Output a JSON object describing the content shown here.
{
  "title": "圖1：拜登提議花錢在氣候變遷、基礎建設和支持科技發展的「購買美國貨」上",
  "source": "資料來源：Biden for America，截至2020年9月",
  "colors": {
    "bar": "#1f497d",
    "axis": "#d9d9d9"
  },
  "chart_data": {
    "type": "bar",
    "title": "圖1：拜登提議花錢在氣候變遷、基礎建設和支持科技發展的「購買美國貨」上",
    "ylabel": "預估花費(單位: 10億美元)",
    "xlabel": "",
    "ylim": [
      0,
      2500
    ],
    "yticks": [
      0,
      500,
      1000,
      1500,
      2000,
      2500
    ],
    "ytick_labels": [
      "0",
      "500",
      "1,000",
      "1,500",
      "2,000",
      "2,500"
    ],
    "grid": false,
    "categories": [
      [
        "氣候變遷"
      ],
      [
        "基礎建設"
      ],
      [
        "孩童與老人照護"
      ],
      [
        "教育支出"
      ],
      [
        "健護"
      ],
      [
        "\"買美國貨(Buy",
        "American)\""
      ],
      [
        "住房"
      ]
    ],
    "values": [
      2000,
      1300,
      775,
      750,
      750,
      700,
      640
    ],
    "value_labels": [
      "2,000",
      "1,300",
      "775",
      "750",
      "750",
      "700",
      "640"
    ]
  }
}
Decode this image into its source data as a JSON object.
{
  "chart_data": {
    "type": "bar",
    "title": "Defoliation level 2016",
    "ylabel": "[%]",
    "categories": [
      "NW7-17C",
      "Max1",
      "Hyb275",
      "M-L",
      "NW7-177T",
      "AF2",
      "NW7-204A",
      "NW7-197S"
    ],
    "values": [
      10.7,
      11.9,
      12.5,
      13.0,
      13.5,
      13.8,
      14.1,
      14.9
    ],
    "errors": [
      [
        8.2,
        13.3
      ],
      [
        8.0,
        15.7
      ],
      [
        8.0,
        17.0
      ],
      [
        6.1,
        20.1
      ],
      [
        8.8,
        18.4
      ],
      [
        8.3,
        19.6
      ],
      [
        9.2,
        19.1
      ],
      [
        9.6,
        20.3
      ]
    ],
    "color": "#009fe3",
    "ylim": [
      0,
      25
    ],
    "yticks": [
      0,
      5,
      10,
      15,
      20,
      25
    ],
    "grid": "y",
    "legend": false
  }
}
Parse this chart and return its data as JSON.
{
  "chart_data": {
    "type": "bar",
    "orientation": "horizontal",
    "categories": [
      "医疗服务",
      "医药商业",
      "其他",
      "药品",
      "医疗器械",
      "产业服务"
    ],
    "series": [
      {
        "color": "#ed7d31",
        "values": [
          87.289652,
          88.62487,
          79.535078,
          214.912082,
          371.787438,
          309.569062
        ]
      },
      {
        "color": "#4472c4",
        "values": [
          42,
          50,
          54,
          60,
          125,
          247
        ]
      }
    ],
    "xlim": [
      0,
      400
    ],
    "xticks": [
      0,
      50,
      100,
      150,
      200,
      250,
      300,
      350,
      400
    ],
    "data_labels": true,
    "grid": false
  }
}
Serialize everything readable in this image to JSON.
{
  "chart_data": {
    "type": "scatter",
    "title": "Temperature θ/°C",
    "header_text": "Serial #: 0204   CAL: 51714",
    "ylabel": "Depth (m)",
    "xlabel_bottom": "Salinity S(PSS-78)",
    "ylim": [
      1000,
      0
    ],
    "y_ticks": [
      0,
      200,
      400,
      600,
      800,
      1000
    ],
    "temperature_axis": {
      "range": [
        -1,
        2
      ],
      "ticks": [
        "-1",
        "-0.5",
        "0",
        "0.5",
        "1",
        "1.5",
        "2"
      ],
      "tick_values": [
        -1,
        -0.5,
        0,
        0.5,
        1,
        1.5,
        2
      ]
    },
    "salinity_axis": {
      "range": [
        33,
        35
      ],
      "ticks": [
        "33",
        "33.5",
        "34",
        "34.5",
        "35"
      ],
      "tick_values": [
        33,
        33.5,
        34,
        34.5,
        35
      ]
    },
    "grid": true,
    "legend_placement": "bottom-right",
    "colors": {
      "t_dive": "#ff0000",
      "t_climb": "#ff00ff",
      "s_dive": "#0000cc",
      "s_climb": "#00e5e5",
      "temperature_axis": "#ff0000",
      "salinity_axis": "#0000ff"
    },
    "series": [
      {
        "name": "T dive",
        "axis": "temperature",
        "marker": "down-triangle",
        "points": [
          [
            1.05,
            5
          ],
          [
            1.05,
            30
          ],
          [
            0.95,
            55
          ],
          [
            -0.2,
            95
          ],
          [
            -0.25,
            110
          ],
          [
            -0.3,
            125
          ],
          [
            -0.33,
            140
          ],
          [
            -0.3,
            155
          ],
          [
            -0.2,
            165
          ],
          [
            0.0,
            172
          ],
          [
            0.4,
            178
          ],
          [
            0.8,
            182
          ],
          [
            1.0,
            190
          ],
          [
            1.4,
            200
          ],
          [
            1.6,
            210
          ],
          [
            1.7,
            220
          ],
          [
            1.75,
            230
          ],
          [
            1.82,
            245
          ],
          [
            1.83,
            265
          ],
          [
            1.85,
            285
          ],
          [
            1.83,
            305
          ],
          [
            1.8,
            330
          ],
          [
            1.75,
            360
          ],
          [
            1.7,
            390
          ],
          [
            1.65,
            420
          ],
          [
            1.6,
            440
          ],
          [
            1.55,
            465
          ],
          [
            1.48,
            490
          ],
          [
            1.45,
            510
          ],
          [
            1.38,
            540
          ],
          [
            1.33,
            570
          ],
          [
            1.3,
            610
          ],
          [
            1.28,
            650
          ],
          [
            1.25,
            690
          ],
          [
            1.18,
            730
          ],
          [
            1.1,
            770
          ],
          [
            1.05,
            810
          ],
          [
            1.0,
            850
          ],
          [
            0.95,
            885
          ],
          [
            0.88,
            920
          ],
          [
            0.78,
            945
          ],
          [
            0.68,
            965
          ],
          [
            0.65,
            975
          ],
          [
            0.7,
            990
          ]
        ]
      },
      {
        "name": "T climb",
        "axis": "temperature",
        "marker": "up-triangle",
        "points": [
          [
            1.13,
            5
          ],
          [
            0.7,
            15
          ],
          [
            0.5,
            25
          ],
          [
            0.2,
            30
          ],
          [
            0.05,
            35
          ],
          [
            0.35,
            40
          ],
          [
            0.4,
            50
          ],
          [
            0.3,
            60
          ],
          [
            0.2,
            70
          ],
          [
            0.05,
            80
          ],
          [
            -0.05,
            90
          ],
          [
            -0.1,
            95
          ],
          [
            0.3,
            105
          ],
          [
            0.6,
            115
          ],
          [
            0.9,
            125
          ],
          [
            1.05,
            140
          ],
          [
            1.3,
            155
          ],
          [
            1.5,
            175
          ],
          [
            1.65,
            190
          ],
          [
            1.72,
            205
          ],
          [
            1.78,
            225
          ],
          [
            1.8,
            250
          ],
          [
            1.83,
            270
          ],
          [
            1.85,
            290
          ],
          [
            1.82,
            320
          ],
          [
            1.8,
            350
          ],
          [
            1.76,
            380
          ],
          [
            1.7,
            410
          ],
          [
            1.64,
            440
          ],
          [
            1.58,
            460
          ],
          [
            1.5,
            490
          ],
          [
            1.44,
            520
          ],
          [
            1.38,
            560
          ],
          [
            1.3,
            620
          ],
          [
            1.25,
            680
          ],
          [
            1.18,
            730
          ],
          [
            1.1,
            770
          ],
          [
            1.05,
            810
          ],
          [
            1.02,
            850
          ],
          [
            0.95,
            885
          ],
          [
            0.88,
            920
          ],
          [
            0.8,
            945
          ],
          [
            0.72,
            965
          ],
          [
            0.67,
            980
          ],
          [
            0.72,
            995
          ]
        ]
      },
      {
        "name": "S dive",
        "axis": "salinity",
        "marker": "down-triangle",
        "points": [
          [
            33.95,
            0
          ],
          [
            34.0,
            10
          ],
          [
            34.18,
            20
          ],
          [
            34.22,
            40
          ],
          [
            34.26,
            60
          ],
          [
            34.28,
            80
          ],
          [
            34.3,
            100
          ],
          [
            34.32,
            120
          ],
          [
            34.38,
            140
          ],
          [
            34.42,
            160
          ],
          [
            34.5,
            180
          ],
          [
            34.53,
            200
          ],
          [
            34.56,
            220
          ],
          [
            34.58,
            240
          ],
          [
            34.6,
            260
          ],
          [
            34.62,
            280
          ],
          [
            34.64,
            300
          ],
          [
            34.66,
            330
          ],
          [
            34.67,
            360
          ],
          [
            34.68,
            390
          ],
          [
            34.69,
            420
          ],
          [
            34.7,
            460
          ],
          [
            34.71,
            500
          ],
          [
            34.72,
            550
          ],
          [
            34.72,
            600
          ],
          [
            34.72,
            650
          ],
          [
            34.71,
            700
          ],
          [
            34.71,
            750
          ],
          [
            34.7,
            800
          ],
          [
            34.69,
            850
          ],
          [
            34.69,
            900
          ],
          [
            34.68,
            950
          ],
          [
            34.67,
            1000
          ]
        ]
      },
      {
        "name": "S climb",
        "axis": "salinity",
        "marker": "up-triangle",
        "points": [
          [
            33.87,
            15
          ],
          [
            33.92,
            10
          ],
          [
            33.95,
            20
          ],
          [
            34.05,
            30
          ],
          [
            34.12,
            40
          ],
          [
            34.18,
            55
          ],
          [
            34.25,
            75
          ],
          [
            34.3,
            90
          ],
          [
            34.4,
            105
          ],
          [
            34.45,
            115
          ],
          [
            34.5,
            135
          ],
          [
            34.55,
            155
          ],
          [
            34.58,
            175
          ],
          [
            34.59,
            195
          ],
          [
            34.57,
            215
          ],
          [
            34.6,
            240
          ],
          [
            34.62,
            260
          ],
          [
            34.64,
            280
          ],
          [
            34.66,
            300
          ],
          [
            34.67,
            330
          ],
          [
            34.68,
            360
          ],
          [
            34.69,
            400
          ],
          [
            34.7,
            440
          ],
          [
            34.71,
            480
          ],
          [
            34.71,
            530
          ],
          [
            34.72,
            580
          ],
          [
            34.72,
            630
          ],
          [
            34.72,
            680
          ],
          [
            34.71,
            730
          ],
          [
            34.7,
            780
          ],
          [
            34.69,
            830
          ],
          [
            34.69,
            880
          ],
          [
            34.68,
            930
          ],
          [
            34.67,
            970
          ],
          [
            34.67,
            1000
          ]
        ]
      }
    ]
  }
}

Your instructions:
Say the number of lines in the records above that include the string "object", and no more.

Solution:
2